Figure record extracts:
----

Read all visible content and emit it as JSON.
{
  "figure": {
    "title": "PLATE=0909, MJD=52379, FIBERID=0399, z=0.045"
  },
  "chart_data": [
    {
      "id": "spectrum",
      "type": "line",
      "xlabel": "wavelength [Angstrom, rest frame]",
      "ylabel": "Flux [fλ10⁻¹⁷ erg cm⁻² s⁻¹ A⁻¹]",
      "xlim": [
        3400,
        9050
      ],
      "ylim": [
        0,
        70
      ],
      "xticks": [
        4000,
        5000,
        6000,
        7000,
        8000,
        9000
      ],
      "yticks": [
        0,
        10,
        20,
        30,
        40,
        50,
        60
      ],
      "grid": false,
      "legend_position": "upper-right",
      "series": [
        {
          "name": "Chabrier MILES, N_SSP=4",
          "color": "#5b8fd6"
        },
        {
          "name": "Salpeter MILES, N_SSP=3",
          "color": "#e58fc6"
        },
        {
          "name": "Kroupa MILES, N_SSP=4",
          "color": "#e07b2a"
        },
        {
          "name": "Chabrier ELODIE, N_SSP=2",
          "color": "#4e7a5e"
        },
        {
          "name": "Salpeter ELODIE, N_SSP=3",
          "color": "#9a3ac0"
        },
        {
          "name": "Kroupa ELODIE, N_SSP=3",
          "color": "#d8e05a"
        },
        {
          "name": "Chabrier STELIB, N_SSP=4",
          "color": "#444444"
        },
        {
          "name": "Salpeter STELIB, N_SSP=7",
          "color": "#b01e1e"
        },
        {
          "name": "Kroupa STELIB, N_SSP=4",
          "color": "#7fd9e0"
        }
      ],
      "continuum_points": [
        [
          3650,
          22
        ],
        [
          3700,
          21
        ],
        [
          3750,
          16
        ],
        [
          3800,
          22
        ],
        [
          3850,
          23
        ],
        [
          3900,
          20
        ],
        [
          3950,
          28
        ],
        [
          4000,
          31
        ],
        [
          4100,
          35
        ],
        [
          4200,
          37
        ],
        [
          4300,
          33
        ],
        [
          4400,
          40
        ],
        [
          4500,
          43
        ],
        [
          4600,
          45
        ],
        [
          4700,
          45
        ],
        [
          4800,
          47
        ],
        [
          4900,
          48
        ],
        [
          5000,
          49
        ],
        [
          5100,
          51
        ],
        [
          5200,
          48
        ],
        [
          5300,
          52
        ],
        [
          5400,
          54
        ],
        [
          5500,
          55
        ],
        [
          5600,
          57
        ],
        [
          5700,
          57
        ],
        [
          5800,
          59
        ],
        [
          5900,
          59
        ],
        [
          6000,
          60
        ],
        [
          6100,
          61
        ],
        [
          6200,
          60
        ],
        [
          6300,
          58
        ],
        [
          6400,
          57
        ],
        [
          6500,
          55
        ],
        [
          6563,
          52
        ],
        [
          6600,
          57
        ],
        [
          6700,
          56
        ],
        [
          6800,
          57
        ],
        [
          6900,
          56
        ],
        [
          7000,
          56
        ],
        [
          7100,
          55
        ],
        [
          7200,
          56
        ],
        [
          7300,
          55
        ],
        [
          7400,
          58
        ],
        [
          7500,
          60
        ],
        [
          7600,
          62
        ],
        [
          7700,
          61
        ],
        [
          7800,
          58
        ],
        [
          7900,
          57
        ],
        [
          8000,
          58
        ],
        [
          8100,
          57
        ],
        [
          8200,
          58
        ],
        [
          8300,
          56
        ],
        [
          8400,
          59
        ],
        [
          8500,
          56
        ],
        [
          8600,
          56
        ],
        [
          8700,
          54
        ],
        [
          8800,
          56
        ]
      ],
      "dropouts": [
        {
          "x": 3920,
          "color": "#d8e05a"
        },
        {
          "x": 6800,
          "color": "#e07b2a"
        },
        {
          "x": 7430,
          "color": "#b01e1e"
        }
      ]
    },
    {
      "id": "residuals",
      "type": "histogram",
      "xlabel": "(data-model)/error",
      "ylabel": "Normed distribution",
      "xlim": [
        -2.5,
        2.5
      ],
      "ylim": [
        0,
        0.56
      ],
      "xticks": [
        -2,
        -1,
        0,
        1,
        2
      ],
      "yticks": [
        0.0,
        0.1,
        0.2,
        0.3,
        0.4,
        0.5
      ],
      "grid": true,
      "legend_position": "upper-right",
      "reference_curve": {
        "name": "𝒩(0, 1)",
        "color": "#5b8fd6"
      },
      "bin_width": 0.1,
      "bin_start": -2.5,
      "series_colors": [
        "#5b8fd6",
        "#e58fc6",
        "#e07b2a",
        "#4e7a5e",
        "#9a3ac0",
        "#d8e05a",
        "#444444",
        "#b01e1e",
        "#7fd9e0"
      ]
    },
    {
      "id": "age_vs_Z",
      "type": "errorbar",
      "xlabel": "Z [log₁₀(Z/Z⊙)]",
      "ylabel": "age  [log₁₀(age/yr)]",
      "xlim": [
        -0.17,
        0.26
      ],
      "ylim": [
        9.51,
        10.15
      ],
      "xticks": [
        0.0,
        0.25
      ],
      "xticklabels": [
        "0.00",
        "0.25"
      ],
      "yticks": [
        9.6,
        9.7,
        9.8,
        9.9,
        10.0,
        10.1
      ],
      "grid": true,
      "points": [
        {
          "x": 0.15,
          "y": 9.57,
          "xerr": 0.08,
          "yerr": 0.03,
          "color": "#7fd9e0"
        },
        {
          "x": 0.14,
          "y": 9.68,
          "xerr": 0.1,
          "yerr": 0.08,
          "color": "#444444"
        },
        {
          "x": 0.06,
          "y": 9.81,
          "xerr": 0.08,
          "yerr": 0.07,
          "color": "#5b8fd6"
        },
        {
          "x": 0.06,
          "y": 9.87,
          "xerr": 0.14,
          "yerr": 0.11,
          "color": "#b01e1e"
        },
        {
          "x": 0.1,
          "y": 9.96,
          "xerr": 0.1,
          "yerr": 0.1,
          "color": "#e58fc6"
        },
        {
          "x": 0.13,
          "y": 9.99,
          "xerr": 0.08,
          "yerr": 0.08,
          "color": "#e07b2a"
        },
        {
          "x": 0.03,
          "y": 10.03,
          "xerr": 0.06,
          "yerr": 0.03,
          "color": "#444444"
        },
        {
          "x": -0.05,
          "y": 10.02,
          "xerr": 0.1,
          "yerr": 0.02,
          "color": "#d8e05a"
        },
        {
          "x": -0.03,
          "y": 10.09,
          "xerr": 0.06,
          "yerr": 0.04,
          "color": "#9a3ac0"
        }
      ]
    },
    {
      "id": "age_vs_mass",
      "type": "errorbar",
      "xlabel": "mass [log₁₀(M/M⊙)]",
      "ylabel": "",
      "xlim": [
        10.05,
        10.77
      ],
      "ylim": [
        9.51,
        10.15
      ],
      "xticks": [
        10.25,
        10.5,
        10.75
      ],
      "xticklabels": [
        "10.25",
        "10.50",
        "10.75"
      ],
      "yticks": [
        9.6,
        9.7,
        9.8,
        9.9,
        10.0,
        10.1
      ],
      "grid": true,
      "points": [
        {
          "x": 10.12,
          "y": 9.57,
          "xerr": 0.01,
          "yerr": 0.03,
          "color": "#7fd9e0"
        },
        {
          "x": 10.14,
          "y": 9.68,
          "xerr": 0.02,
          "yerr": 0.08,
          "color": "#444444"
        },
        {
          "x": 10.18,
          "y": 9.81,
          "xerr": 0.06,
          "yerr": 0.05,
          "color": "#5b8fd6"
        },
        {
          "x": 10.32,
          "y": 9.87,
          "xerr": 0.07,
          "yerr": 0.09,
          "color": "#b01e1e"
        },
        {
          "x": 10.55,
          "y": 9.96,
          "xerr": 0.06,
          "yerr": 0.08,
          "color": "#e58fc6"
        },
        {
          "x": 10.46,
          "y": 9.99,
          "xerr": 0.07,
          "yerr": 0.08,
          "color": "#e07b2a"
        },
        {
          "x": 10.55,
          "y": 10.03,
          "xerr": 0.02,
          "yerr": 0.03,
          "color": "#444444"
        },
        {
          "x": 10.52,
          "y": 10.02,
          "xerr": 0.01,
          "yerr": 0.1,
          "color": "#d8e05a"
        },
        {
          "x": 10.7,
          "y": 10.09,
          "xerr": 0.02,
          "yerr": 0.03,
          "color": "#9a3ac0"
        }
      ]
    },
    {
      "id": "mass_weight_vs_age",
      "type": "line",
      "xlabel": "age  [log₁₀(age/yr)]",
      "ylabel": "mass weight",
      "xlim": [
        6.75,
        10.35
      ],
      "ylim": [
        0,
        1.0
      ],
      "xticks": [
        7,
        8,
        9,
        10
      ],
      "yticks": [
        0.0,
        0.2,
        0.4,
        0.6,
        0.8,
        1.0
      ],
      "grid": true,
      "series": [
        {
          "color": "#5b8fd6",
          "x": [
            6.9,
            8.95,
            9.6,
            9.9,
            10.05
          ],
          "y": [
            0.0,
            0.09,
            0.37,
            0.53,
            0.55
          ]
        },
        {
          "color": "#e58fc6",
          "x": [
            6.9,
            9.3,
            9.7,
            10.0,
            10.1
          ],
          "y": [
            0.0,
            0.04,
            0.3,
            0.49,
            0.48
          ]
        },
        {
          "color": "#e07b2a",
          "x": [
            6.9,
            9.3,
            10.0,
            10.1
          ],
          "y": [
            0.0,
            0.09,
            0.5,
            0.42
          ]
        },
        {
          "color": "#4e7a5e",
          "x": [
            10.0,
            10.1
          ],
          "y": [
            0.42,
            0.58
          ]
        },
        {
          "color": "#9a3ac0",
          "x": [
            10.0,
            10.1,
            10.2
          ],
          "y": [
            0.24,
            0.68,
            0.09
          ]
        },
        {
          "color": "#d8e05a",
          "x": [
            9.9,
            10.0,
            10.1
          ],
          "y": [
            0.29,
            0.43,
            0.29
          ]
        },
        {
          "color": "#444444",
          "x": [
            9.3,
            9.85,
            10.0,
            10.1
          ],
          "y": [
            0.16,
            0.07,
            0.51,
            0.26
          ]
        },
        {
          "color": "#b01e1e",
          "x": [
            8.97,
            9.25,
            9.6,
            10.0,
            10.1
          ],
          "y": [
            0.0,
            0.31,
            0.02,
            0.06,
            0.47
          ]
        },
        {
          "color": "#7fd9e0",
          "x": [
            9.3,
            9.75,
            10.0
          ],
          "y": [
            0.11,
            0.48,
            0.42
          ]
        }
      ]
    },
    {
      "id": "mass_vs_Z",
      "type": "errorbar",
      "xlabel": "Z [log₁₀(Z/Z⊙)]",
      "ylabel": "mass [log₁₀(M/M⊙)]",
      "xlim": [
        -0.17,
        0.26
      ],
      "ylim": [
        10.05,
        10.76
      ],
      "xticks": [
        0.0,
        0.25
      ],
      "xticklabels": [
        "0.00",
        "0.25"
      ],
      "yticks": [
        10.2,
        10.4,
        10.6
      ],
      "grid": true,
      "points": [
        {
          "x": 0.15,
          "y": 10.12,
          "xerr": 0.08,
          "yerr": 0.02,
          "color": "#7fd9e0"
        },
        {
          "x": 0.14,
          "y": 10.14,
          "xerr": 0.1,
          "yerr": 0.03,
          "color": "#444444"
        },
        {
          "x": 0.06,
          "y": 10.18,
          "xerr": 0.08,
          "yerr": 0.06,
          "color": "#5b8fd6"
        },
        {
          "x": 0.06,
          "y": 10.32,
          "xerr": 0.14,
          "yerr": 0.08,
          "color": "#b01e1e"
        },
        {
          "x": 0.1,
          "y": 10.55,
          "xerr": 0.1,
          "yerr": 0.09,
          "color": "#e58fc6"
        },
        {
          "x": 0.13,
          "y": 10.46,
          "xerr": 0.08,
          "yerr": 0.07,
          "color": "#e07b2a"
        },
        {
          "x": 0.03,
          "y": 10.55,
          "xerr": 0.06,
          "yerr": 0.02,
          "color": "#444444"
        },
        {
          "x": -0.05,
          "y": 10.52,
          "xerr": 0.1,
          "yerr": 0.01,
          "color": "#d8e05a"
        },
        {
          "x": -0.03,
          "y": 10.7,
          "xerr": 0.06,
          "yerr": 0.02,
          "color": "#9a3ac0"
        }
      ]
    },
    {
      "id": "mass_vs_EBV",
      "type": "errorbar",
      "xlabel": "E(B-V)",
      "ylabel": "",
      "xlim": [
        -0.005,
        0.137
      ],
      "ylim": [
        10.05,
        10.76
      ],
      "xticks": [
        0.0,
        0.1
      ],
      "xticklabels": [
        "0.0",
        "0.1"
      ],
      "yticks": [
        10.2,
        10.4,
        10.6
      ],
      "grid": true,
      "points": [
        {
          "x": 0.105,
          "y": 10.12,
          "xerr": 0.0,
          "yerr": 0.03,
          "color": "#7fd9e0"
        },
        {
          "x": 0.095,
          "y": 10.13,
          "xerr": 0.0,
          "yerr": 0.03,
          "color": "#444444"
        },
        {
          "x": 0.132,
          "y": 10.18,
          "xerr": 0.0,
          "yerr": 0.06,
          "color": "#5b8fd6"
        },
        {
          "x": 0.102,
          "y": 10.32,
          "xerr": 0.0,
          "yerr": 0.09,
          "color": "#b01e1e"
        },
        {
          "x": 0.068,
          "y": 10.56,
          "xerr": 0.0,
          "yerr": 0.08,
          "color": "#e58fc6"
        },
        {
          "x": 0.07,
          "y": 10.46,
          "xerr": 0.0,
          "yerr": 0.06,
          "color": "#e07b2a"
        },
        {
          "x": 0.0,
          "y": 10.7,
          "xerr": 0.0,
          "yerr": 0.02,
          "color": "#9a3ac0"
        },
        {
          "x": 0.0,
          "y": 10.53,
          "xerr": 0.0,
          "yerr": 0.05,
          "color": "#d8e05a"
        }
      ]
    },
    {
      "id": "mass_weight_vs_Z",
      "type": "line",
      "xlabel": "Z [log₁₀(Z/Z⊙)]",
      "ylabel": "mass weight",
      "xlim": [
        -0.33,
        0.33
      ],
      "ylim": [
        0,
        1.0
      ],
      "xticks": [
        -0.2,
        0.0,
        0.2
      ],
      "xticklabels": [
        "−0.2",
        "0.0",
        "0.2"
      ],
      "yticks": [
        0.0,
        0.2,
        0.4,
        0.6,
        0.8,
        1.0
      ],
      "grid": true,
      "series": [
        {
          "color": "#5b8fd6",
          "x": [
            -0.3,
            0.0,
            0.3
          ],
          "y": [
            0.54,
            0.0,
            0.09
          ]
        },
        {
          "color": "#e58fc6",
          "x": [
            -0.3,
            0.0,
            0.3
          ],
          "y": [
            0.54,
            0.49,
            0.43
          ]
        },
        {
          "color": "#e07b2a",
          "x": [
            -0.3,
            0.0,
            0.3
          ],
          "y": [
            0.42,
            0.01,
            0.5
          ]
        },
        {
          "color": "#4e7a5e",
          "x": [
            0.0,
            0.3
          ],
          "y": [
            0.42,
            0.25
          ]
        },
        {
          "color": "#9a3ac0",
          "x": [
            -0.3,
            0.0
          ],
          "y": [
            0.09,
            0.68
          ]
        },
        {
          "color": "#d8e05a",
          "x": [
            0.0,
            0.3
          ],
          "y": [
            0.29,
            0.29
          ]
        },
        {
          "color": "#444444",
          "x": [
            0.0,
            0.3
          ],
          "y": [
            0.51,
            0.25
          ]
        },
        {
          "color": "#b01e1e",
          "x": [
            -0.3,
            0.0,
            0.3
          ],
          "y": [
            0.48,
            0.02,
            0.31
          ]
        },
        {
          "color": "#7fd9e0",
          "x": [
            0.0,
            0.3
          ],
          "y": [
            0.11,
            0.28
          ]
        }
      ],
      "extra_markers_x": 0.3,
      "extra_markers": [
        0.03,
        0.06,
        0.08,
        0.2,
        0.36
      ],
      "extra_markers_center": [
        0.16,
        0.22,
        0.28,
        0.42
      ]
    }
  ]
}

----

Problem statement
Search the data for "name". Copy every matching line.

Result for this exercise
          "name": "Chabrier MILES, N_SSP=4",
          "name": "Salpeter MILES, N_SSP=3",
          "name": "Kroupa MILES, N_SSP=4",
          "name": "Chabrier ELODIE, N_SSP=2",
          "name": "Salpeter ELODIE, N_SSP=3",
          "name": "Kroupa ELODIE, N_SSP=3",
          "name": "Chabrier STELIB, N_SSP=4",
          "name": "Salpeter STELIB, N_SSP=7",
          "name": "Kroupa STELIB, N_SSP=4",
        "name": "𝒩(0, 1)",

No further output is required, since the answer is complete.